_The records_
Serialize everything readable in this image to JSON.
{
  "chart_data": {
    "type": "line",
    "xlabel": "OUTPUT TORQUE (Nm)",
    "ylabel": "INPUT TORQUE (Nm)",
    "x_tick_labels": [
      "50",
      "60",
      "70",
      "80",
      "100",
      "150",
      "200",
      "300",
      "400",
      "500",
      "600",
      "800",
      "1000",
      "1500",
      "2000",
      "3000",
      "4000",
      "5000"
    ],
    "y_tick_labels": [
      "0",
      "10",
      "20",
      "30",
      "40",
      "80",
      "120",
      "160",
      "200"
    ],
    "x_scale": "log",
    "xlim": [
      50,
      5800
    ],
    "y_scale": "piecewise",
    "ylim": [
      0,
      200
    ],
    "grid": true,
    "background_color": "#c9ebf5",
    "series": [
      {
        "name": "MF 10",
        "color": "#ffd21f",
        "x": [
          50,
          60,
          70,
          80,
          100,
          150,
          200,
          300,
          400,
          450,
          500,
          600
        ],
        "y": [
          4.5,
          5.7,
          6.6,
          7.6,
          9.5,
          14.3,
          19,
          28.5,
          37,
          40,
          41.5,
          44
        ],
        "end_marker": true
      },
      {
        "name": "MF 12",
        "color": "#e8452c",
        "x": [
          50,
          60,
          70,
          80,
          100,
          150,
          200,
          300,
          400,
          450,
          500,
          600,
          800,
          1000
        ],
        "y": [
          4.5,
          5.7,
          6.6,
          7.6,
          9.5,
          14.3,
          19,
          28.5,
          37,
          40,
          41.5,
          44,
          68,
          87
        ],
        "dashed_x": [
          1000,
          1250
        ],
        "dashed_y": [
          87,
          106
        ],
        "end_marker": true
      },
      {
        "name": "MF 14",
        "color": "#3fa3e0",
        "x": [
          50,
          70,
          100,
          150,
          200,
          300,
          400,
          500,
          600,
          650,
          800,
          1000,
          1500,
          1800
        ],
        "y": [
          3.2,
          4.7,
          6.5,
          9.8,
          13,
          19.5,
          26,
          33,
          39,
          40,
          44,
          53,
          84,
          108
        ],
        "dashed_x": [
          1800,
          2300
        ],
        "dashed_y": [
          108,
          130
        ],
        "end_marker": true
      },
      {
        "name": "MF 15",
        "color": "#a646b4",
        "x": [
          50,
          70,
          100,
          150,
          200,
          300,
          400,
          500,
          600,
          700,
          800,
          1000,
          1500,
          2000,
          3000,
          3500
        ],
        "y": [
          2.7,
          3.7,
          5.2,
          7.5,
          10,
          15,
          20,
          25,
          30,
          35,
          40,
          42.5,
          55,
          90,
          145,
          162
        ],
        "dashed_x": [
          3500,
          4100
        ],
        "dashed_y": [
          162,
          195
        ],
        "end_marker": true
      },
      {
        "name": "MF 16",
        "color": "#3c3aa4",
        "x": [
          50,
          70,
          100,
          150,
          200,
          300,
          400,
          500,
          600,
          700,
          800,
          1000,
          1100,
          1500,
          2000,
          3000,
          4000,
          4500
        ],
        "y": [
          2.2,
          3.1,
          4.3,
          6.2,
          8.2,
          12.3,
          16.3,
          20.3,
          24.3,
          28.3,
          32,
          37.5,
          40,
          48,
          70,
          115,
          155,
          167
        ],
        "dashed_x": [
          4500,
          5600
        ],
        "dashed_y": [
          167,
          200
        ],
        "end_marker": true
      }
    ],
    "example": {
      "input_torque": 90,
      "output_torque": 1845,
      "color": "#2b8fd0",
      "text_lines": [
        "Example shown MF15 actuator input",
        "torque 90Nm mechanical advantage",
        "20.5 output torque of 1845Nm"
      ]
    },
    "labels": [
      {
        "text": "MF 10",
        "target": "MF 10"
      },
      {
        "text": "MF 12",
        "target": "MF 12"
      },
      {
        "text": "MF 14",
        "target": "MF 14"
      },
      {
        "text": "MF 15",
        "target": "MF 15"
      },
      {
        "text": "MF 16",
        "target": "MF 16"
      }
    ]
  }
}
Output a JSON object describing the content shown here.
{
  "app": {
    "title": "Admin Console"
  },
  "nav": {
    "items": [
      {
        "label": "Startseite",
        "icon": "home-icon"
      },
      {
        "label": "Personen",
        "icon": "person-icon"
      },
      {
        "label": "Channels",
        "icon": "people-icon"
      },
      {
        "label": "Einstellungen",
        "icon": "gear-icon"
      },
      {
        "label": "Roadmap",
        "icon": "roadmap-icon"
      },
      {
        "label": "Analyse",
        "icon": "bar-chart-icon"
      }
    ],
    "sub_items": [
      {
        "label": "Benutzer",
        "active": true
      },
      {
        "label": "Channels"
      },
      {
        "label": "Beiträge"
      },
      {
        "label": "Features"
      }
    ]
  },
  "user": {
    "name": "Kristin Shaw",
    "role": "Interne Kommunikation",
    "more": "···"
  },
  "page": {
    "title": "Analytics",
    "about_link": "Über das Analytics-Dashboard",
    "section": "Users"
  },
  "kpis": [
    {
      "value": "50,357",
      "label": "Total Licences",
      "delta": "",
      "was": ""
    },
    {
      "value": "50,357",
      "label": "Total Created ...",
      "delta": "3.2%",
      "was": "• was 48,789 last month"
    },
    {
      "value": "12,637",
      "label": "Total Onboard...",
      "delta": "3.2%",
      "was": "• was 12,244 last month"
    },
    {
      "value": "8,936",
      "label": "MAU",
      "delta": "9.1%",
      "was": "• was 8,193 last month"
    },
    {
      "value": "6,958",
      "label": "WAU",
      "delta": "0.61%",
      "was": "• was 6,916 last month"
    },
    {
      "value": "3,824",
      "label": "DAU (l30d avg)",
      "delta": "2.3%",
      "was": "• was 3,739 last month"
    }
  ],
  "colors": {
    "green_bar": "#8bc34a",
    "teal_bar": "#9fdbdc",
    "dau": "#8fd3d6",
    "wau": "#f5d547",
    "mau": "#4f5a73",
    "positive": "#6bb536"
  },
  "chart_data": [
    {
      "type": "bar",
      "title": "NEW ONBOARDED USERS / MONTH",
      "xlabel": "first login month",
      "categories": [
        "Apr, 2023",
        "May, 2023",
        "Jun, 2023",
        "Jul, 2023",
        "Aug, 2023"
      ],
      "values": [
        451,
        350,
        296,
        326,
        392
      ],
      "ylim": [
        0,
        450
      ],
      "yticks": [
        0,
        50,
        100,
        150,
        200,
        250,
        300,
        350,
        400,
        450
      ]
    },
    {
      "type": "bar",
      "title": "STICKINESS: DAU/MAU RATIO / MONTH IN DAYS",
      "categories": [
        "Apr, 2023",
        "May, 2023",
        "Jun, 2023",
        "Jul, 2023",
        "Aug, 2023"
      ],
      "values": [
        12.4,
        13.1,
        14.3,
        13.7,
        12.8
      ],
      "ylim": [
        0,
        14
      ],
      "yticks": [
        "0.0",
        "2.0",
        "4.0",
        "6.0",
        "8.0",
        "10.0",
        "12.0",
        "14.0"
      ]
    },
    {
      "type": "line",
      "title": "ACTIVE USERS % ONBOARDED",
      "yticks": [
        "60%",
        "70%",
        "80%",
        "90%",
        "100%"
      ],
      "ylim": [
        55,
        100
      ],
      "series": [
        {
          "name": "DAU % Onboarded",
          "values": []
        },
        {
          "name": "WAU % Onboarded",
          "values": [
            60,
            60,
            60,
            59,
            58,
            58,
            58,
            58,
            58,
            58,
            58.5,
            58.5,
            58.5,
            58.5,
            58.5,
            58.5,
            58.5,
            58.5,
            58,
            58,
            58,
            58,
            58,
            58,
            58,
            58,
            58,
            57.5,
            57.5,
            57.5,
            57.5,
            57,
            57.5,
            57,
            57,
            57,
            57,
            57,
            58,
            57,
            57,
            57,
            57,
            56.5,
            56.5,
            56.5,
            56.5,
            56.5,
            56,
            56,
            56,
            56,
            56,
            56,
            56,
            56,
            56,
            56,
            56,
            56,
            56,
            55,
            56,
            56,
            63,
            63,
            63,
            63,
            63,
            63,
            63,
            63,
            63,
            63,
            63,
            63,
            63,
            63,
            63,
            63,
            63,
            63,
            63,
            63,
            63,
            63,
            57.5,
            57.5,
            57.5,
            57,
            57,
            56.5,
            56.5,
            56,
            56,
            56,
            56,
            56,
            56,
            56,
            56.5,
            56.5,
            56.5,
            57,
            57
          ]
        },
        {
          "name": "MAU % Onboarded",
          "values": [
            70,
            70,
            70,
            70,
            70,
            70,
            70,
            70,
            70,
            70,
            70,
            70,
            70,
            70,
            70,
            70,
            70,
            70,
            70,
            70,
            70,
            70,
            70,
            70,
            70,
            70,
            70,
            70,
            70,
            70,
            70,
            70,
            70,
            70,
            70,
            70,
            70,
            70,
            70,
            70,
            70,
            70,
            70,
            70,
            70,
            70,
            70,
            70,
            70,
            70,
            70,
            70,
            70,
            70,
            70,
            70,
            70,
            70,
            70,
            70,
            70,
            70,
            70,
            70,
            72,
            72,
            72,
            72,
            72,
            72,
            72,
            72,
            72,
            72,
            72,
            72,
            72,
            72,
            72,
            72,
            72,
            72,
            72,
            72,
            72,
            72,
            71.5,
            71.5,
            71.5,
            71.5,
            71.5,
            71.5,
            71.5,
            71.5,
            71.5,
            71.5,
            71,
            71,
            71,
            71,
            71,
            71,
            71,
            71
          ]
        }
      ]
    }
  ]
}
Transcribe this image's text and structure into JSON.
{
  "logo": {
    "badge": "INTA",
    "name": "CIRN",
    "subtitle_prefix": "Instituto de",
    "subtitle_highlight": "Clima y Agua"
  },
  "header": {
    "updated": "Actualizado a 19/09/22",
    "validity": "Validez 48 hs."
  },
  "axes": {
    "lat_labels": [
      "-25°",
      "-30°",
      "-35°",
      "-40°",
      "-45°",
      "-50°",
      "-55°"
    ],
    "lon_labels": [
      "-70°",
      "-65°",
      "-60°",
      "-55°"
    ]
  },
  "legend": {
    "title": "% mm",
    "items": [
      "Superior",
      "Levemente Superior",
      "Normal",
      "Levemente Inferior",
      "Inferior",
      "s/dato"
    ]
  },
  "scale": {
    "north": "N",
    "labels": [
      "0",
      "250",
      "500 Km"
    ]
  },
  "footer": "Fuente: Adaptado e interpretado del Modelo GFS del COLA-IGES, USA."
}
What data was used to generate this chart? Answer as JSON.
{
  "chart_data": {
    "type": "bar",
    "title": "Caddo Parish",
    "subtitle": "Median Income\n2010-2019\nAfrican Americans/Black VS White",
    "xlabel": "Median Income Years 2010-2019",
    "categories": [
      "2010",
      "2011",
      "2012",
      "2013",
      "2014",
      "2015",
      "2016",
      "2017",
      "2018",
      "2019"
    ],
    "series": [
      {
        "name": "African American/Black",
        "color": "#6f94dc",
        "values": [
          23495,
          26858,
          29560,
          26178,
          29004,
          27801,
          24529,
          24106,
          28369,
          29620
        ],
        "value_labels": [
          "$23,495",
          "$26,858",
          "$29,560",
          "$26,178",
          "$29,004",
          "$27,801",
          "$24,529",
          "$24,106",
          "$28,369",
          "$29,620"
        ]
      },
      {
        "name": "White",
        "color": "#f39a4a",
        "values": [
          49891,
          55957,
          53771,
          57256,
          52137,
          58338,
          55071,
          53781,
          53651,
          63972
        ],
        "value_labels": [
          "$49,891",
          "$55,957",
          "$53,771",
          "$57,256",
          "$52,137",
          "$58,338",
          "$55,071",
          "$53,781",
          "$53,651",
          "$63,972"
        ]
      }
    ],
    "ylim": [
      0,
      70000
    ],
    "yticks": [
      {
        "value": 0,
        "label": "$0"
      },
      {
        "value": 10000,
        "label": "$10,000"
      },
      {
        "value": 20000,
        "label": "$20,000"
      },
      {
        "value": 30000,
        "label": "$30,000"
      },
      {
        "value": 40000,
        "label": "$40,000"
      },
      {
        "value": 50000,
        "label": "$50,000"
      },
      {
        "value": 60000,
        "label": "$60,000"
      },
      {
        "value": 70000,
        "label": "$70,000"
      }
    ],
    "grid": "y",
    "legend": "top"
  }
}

_What is asked_
List each line of the records that holds the string "icon".

_Task response_
        "icon": "home-icon"
        "icon": "person-icon"
        "icon": "people-icon"
        "icon": "gear-icon"
        "icon": "roadmap-icon"
        "icon": "bar-chart-icon"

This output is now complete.